■ **Problem to work on**: Word for word, restate every line of the listing that follows.

■ **Raw data**:
════

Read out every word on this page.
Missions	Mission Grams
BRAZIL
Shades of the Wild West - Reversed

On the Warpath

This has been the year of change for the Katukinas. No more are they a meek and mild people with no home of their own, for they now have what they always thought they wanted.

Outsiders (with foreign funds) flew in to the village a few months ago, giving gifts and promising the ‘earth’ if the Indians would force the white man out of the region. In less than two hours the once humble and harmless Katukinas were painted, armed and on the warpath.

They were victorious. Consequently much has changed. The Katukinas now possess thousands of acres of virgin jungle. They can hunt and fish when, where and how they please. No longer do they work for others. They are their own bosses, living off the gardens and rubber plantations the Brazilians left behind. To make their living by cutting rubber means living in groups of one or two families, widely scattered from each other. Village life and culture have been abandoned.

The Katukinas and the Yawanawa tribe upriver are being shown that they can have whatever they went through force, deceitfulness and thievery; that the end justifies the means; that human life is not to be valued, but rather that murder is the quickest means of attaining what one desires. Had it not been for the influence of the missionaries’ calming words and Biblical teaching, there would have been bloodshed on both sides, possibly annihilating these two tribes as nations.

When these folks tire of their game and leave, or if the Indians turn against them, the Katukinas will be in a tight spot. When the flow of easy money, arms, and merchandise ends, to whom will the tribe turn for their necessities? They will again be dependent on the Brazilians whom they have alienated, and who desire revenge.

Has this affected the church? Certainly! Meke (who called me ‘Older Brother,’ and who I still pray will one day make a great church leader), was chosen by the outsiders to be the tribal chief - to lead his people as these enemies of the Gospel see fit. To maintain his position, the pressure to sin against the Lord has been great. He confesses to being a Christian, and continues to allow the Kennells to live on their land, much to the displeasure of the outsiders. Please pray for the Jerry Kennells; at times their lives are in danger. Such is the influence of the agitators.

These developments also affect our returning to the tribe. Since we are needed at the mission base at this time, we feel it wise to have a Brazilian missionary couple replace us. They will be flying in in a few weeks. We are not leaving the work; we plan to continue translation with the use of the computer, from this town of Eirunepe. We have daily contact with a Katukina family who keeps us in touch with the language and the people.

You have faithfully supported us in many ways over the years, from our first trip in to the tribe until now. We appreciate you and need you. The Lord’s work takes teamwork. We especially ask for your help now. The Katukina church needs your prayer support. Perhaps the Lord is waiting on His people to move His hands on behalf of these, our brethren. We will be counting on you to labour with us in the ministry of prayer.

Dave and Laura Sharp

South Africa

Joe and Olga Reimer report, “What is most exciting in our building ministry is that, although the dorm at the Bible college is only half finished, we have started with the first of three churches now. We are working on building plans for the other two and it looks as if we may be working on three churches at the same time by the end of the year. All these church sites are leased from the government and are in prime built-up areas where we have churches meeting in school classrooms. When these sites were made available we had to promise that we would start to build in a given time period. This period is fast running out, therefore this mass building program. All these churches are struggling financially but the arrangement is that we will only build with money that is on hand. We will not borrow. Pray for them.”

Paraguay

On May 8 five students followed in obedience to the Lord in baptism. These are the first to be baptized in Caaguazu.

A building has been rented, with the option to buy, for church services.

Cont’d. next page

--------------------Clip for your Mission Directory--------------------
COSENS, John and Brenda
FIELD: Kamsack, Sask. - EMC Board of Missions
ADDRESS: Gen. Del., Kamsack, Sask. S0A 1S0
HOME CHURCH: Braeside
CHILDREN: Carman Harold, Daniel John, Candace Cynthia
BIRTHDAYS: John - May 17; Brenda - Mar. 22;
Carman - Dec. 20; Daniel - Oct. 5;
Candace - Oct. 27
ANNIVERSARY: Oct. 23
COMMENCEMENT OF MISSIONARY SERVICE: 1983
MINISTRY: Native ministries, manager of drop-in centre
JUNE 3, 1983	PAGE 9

════

■ **Task answer**:
Read out every word on this page.
Missions	Mission Grams
BRAZIL
Shades of the Wild West - Reversed

On the Warpath

This has been the year of change for the Katukinas. No more are they a meek and mild people with no home of their own, for they now have what they always thought they wanted.

Outsiders (with foreign funds) flew in to the village a few months ago, giving gifts and promising the ‘earth’ if the Indians would force the white man out of the region. In less than two hours the once humble and harmless Katukinas were painted, armed and on the warpath.

They were victorious. Consequently much has changed. The Katukinas now possess thousands of acres of virgin jungle. They can hunt and fish when, where and how they please. No longer do they work for others. They are their own bosses, living off the gardens and rubber plantations the Brazilians left behind. To make their living by cutting rubber means living in groups of one or two families, widely scattered from each other. Village life and culture have been abandoned.

The Katukinas and the Yawanawa tribe upriver are being shown that they can have whatever they went through force, deceitfulness and thievery; that the end justifies the means; that human life is not to be valued, but rather that murder is the quickest means of attaining what one desires. Had it not been for the influence of the missionaries’ calming words and Biblical teaching, there would have been bloodshed on both sides, possibly annihilating these two tribes as nations.

When these folks tire of their game and leave, or if the Indians turn against them, the Katukinas will be in a tight spot. When the flow of easy money, arms, and merchandise ends, to whom will the tribe turn for their necessities? They will again be dependent on the Brazilians whom they have alienated, and who desire revenge.

Has this affected the church? Certainly! Meke (who called me ‘Older Brother,’ and who I still pray will one day make a great church leader), was chosen by the outsiders to be the tribal chief - to lead his people as these enemies of the Gospel see fit. To maintain his position, the pressure to sin against the Lord has been great. He confesses to being a Christian, and continues to allow the Kennells to live on their land, much to the displeasure of the outsiders. Please pray for the Jerry Kennells; at times their lives are in danger. Such is the influence of the agitators.

These developments also affect our returning to the tribe. Since we are needed at the mission base at this time, we feel it wise to have a Brazilian missionary couple replace us. They will be flying in in a few weeks. We are not leaving the work; we plan to continue translation with the use of the computer, from this town of Eirunepe. We have daily contact with a Katukina family who keeps us in touch with the language and the people.

You have faithfully supported us in many ways over the years, from our first trip in to the tribe until now. We appreciate you and need you. The Lord’s work takes teamwork. We especially ask for your help now. The Katukina church needs your prayer support. Perhaps the Lord is waiting on His people to move His hands on behalf of these, our brethren. We will be counting on you to labour with us in the ministry of prayer.

Dave and Laura Sharp

South Africa

Joe and Olga Reimer report, “What is most exciting in our building ministry is that, although the dorm at the Bible college is only half finished, we have started with the first of three churches now. We are working on building plans for the other two and it looks as if we may be working on three churches at the same time by the end of the year. All these church sites are leased from the government and are in prime built-up areas where we have churches meeting in school classrooms. When these sites were made available we had to promise that we would start to build in a given time period. This period is fast running out, therefore this mass building program. All these churches are struggling financially but the arrangement is that we will only build with money that is on hand. We will not borrow. Pray for them.”

Paraguay

On May 8 five students followed in obedience to the Lord in baptism. These are the first to be baptized in Caaguazu.

A building has been rented, with the option to buy, for church services.

Cont’d. next page

--------------------Clip for your Mission Directory--------------------
COSENS, John and Brenda
FIELD: Kamsack, Sask. - EMC Board of Missions
ADDRESS: Gen. Del., Kamsack, Sask. S0A 1S0
HOME CHURCH: Braeside
CHILDREN: Carman Harold, Daniel John, Candace Cynthia
BIRTHDAYS: John - May 17; Brenda - Mar. 22;
Carman - Dec. 20; Daniel - Oct. 5;
Candace - Oct. 27
ANNIVERSARY: Oct. 23
COMMENCEMENT OF MISSIONARY SERVICE: 1983
MINISTRY: Native ministries, manager of drop-in centre
JUNE 3, 1983	PAGE 9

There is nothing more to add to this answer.